Start of Reading text
Sunwayfoto sell their top of the line Arca-based indexing rotator with a disc clamp for around $180, and it's built like a Sherman tank (or, I guess, a Type 99??). Not the dodgy Chinese ebay job the name might otherwise suggest. Similarly, an entire NodalNinja4 360 degree package is less than the price of just a RRS rotator and slide.

Right on Broseph! Not to mention that any seasoned tinkerer can easily customize and improve the functionality/durability of many cheaper Chinese ebay jobs—let alone the Sunwayfoto unit.

Chris Parent's picture

If you're going to use this technique a good amount, you really should buy PTGUI. The ability to manually set control points can save many of the images Photoshop could never handle. Photoshop doesn't have near the control PTGUI does.

I'll second that. PTGUI is a godsend the world of stitching.

Hugin is very good as well, and it's free: http://hugin.sourceforge.net/

Both PTGui and AutoPano can take the individual exposures and blend them to HDR while stitching (maybe Hugin too?) You could have tossed the individual images on Autopano and hit one button to get what you spent forever doing here.

Also, a real panohead isn't that expensive, if you get one at the intro level. The ability to do multi-row panos is worth it.

I hope I don't come off sounding critical; I just want to put that info out there.
End of Reading text
Start of Dataset records
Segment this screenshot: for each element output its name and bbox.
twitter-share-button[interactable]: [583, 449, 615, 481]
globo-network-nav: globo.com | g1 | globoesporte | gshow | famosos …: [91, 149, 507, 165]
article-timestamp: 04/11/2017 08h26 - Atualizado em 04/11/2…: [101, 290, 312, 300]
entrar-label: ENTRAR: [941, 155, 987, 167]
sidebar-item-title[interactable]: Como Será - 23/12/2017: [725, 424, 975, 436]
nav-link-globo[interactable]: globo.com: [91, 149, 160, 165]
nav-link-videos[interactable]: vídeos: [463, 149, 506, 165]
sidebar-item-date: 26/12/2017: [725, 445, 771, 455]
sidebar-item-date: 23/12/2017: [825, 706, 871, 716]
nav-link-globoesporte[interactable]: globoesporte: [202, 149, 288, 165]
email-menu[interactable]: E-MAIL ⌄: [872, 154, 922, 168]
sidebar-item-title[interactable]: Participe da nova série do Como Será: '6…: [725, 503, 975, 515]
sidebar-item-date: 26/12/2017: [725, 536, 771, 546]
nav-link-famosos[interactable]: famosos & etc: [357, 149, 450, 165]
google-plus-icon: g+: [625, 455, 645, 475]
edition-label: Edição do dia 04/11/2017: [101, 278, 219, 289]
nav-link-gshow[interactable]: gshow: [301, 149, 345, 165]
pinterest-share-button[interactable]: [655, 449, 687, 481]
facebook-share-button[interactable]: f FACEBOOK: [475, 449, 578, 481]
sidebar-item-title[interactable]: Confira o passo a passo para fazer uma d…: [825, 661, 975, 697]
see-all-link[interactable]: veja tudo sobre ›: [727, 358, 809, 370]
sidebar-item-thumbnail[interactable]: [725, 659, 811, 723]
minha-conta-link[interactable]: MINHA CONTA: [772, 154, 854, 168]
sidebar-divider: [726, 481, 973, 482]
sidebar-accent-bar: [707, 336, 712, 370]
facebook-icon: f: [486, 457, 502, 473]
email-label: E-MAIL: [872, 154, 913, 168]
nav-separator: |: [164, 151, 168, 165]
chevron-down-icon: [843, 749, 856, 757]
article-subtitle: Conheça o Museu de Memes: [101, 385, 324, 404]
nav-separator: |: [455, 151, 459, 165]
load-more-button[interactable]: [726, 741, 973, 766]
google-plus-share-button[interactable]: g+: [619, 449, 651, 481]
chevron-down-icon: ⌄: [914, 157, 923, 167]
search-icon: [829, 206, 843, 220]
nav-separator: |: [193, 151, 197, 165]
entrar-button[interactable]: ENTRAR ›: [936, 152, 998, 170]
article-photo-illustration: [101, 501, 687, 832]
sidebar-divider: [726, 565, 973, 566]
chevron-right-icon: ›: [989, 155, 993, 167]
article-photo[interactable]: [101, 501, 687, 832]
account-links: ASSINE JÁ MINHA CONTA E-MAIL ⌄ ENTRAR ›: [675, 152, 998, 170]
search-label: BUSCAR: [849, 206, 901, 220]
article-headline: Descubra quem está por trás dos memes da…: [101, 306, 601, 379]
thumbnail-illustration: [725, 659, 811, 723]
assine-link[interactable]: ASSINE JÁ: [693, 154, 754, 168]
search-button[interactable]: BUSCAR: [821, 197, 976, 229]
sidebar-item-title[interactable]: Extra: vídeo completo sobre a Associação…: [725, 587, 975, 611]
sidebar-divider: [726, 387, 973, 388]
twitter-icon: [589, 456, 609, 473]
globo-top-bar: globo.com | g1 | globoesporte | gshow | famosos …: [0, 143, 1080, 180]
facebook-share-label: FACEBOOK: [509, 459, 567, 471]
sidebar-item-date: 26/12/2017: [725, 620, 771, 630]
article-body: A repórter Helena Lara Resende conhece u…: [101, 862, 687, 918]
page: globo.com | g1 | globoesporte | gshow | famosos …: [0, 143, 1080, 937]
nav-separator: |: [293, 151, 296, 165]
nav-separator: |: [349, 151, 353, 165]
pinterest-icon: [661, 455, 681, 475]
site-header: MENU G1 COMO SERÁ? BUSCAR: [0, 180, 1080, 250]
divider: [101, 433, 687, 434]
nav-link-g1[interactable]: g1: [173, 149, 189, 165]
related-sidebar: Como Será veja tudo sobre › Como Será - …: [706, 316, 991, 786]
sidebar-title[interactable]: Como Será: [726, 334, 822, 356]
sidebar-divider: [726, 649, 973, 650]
End of Dataset records
What is being asked:
Condense the paragraph of the comment thread that begins "If you're going to use this technique" into a shorter version that keeps its main facts.

Worked solution:
Anyone using this technique often should buy PTGUI. Its manual control points can save many images that Photoshop could never handle, and Photoshop has far less control than PTGUI.